## start DATA PROVIDED
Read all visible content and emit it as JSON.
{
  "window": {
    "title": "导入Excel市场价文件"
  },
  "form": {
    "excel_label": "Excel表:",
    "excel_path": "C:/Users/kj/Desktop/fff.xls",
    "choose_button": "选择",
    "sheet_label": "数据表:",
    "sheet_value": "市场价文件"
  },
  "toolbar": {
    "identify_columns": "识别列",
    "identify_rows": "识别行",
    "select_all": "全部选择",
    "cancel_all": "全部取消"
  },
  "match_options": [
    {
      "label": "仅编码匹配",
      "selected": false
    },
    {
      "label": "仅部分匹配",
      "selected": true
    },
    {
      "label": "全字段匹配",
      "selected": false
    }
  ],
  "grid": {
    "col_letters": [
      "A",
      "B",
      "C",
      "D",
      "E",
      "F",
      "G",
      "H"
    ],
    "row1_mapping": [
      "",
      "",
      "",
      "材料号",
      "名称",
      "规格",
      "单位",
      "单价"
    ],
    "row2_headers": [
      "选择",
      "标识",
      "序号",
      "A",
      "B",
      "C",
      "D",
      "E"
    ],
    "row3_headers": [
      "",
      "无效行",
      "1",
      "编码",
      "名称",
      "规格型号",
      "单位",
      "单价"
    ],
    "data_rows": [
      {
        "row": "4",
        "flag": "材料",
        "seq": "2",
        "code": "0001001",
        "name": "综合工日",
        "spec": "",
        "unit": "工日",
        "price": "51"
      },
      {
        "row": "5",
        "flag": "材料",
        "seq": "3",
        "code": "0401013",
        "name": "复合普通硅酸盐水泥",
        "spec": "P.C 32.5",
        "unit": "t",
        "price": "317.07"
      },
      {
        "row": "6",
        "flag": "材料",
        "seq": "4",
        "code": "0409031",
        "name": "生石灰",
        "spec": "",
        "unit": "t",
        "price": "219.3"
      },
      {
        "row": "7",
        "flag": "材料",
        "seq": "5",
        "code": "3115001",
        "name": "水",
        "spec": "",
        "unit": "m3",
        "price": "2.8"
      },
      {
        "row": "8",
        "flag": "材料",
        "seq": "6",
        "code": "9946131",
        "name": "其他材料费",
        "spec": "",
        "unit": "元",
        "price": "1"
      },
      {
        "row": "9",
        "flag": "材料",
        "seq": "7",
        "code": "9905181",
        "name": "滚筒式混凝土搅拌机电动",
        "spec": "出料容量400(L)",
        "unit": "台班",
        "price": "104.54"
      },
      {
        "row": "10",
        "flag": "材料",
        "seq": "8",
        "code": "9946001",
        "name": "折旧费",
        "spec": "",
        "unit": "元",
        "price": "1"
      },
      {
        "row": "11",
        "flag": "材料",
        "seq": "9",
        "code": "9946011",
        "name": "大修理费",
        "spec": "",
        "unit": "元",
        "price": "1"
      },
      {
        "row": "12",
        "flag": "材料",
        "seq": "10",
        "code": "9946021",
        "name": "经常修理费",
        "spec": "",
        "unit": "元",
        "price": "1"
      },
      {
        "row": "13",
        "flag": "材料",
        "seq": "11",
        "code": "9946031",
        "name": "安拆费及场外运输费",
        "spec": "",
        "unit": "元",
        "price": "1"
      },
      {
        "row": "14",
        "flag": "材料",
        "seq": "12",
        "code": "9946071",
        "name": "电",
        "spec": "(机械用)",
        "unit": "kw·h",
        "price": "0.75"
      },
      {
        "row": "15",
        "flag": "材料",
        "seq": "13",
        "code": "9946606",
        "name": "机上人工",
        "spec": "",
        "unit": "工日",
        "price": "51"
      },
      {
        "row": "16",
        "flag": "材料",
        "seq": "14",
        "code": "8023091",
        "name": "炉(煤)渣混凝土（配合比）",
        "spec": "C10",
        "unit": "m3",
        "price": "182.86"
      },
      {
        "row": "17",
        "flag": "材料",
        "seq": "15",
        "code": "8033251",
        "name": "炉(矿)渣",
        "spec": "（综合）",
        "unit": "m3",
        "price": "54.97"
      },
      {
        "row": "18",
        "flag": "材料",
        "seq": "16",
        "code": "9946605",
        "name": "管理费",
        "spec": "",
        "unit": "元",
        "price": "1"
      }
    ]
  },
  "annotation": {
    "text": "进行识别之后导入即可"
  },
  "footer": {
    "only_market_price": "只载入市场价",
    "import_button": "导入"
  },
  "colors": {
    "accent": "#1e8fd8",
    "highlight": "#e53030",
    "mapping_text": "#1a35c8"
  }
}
## end DATA PROVIDED
■ **PROBLEM REQUIREMENTS**
Output all of the data again, exactly.

■ **RESULT FOR THIS EXERCISE**
Read all visible content and emit it as JSON.
{
  "window": {
    "title": "导入Excel市场价文件"
  },
  "form": {
    "excel_label": "Excel表:",
    "excel_path": "C:/Users/kj/Desktop/fff.xls",
    "choose_button": "选择",
    "sheet_label": "数据表:",
    "sheet_value": "市场价文件"
  },
  "toolbar": {
    "identify_columns": "识别列",
    "identify_rows": "识别行",
    "select_all": "全部选择",
    "cancel_all": "全部取消"
  },
  "match_options": [
    {
      "label": "仅编码匹配",
      "selected": false
    },
    {
      "label": "仅部分匹配",
      "selected": true
    },
    {
      "label": "全字段匹配",
      "selected": false
    }
  ],
  "grid": {
    "col_letters": [
      "A",
      "B",
      "C",
      "D",
      "E",
      "F",
      "G",
      "H"
    ],
    "row1_mapping": [
      "",
      "",
      "",
      "材料号",
      "名称",
      "规格",
      "单位",
      "单价"
    ],
    "row2_headers": [
      "选择",
      "标识",
      "序号",
      "A",
      "B",
      "C",
      "D",
      "E"
    ],
    "row3_headers": [
      "",
      "无效行",
      "1",
      "编码",
      "名称",
      "规格型号",
      "单位",
      "单价"
    ],
    "data_rows": [
      {
        "row": "4",
        "flag": "材料",
        "seq": "2",
        "code": "0001001",
        "name": "综合工日",
        "spec": "",
        "unit": "工日",
        "price": "51"
      },
      {
        "row": "5",
        "flag": "材料",
        "seq": "3",
        "code": "0401013",
        "name": "复合普通硅酸盐水泥",
        "spec": "P.C 32.5",
        "unit": "t",
        "price": "317.07"
      },
      {
        "row": "6",
        "flag": "材料",
        "seq": "4",
        "code": "0409031",
        "name": "生石灰",
        "spec": "",
        "unit": "t",
        "price": "219.3"
      },
      {
        "row": "7",
        "flag": "材料",
        "seq": "5",
        "code": "3115001",
        "name": "水",
        "spec": "",
        "unit": "m3",
        "price": "2.8"
      },
      {
        "row": "8",
        "flag": "材料",
        "seq": "6",
        "code": "9946131",
        "name": "其他材料费",
        "spec": "",
        "unit": "元",
        "price": "1"
      },
      {
        "row": "9",
        "flag": "材料",
        "seq": "7",
        "code": "9905181",
        "name": "滚筒式混凝土搅拌机电动",
        "spec": "出料容量400(L)",
        "unit": "台班",
        "price": "104.54"
      },
      {
        "row": "10",
        "flag": "材料",
        "seq": "8",
        "code": "9946001",
        "name": "折旧费",
        "spec": "",
        "unit": "元",
        "price": "1"
      },
      {
        "row": "11",
        "flag": "材料",
        "seq": "9",
        "code": "9946011",
        "name": "大修理费",
        "spec": "",
        "unit": "元",
        "price": "1"
      },
      {
        "row": "12",
        "flag": "材料",
        "seq": "10",
        "code": "9946021",
        "name": "经常修理费",
        "spec": "",
        "unit": "元",
        "price": "1"
      },
      {
        "row": "13",
        "flag": "材料",
        "seq": "11",
        "code": "9946031",
        "name": "安拆费及场外运输费",
        "spec": "",
        "unit": "元",
        "price": "1"
      },
      {
        "row": "14",
        "flag": "材料",
        "seq": "12",
        "code": "9946071",
        "name": "电",
        "spec": "(机械用)",
        "unit": "kw·h",
        "price": "0.75"
      },
      {
        "row": "15",
        "flag": "材料",
        "seq": "13",
        "code": "9946606",
        "name": "机上人工",
        "spec": "",
        "unit": "工日",
        "price": "51"
      },
      {
        "row": "16",
        "flag": "材料",
        "seq": "14",
        "code": "8023091",
        "name": "炉(煤)渣混凝土（配合比）",
        "spec": "C10",
        "unit": "m3",
        "price": "182.86"
      },
      {
        "row": "17",
        "flag": "材料",
        "seq": "15",
        "code": "8033251",
        "name": "炉(矿)渣",
        "spec": "（综合）",
        "unit": "m3",
        "price": "54.97"
      },
      {
        "row": "18",
        "flag": "材料",
        "seq": "16",
        "code": "9946605",
        "name": "管理费",
        "spec": "",
        "unit": "元",
        "price": "1"
      }
    ]
  },
  "annotation": {
    "text": "进行识别之后导入即可"
  },
  "footer": {
    "only_market_price": "只载入市场价",
    "import_button": "导入"
  },
  "colors": {
    "accent": "#1e8fd8",
    "highlight": "#e53030",
    "mapping_text": "#1a35c8"
  }
}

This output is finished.